» **OBJECTIVE**
Write out the whole listing exactly as it stands.

» **SUPPLIED RECORDS**
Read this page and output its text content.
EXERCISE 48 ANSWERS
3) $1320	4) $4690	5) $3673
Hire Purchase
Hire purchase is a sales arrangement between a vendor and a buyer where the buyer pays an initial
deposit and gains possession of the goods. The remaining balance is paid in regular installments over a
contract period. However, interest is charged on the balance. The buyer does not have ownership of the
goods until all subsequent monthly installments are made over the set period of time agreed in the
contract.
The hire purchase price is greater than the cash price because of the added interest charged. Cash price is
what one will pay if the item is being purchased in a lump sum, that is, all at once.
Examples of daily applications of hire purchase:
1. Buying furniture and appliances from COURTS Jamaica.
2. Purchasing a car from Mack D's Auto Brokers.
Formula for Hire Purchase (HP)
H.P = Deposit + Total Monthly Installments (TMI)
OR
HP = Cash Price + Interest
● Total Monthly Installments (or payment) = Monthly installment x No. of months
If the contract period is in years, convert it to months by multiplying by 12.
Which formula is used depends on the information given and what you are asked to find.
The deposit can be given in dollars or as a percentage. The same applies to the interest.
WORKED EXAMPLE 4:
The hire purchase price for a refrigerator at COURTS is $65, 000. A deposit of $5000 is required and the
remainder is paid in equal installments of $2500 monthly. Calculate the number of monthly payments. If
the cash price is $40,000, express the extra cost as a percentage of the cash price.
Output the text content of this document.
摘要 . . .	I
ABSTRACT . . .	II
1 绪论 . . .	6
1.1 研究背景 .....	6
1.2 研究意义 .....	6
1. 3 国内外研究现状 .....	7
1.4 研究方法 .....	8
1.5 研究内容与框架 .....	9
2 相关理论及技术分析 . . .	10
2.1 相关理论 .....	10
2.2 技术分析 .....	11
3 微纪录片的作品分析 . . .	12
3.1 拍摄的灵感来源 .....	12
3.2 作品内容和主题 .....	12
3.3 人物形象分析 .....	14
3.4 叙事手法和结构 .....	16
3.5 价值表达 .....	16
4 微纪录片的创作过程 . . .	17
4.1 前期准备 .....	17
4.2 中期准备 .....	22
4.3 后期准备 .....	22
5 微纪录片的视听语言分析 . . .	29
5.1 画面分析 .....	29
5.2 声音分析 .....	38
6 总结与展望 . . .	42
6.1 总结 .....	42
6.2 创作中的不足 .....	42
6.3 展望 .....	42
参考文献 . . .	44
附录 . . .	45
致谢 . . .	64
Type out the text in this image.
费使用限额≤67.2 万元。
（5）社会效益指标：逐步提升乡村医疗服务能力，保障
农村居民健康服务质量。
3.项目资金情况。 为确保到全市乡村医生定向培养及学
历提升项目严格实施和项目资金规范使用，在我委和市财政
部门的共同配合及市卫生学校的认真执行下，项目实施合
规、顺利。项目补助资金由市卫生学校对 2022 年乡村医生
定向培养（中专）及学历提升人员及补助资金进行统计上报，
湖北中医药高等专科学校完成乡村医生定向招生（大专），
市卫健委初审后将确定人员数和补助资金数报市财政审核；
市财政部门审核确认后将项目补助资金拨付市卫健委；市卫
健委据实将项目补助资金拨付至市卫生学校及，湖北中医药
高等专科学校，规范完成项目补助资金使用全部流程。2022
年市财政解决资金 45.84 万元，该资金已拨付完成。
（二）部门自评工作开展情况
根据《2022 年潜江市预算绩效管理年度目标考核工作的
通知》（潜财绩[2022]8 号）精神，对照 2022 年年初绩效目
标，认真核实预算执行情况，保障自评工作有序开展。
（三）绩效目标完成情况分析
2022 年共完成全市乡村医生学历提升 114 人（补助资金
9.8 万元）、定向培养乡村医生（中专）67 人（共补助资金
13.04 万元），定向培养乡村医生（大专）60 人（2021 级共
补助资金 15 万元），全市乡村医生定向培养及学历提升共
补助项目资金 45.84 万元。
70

» **TASK RESULT**
Read this page and output its text content.
EXERCISE 48 ANSWERS
3) $1320	4) $4690	5) $3673
Hire Purchase
Hire purchase is a sales arrangement between a vendor and a buyer where the buyer pays an initial
deposit and gains possession of the goods. The remaining balance is paid in regular installments over a
contract period. However, interest is charged on the balance. The buyer does not have ownership of the
goods until all subsequent monthly installments are made over the set period of time agreed in the
contract.
The hire purchase price is greater than the cash price because of the added interest charged. Cash price is
what one will pay if the item is being purchased in a lump sum, that is, all at once.
Examples of daily applications of hire purchase:
1. Buying furniture and appliances from COURTS Jamaica.
2. Purchasing a car from Mack D's Auto Brokers.
Formula for Hire Purchase (HP)
H.P = Deposit + Total Monthly Installments (TMI)
OR
HP = Cash Price + Interest
● Total Monthly Installments (or payment) = Monthly installment x No. of months
If the contract period is in years, convert it to months by multiplying by 12.
Which formula is used depends on the information given and what you are asked to find.
The deposit can be given in dollars or as a percentage. The same applies to the interest.
WORKED EXAMPLE 4:
The hire purchase price for a refrigerator at COURTS is $65, 000. A deposit of $5000 is required and the
remainder is paid in equal installments of $2500 monthly. Calculate the number of monthly payments. If
the cash price is $40,000, express the extra cost as a percentage of the cash price.
Output the text content of this document.
摘要 . . .	I
ABSTRACT . . .	II
1 绪论 . . .	6
1.1 研究背景 .....	6
1.2 研究意义 .....	6
1. 3 国内外研究现状 .....	7
1.4 研究方法 .....	8
1.5 研究内容与框架 .....	9
2 相关理论及技术分析 . . .	10
2.1 相关理论 .....	10
2.2 技术分析 .....	11
3 微纪录片的作品分析 . . .	12
3.1 拍摄的灵感来源 .....	12
3.2 作品内容和主题 .....	12
3.3 人物形象分析 .....	14
3.4 叙事手法和结构 .....	16
3.5 价值表达 .....	16
4 微纪录片的创作过程 . . .	17
4.1 前期准备 .....	17
4.2 中期准备 .....	22
4.3 后期准备 .....	22
5 微纪录片的视听语言分析 . . .	29
5.1 画面分析 .....	29
5.2 声音分析 .....	38
6 总结与展望 . . .	42
6.1 总结 .....	42
6.2 创作中的不足 .....	42
6.3 展望 .....	42
参考文献 . . .	44
附录 . . .	45
致谢 . . .	64
Type out the text in this image.
费使用限额≤67.2 万元。
（5）社会效益指标：逐步提升乡村医疗服务能力，保障
农村居民健康服务质量。
3.项目资金情况。 为确保到全市乡村医生定向培养及学
历提升项目严格实施和项目资金规范使用，在我委和市财政
部门的共同配合及市卫生学校的认真执行下，项目实施合
规、顺利。项目补助资金由市卫生学校对 2022 年乡村医生
定向培养（中专）及学历提升人员及补助资金进行统计上报，
湖北中医药高等专科学校完成乡村医生定向招生（大专），
市卫健委初审后将确定人员数和补助资金数报市财政审核；
市财政部门审核确认后将项目补助资金拨付市卫健委；市卫
健委据实将项目补助资金拨付至市卫生学校及，湖北中医药
高等专科学校，规范完成项目补助资金使用全部流程。2022
年市财政解决资金 45.84 万元，该资金已拨付完成。
（二）部门自评工作开展情况
根据《2022 年潜江市预算绩效管理年度目标考核工作的
通知》（潜财绩[2022]8 号）精神，对照 2022 年年初绩效目
标，认真核实预算执行情况，保障自评工作有序开展。
（三）绩效目标完成情况分析
2022 年共完成全市乡村医生学历提升 114 人（补助资金
9.8 万元）、定向培养乡村医生（中专）67 人（共补助资金
13.04 万元），定向培养乡村医生（大专）60 人（2021 级共
补助资金 15 万元），全市乡村医生定向培养及学历提升共
补助项目资金 45.84 万元。
70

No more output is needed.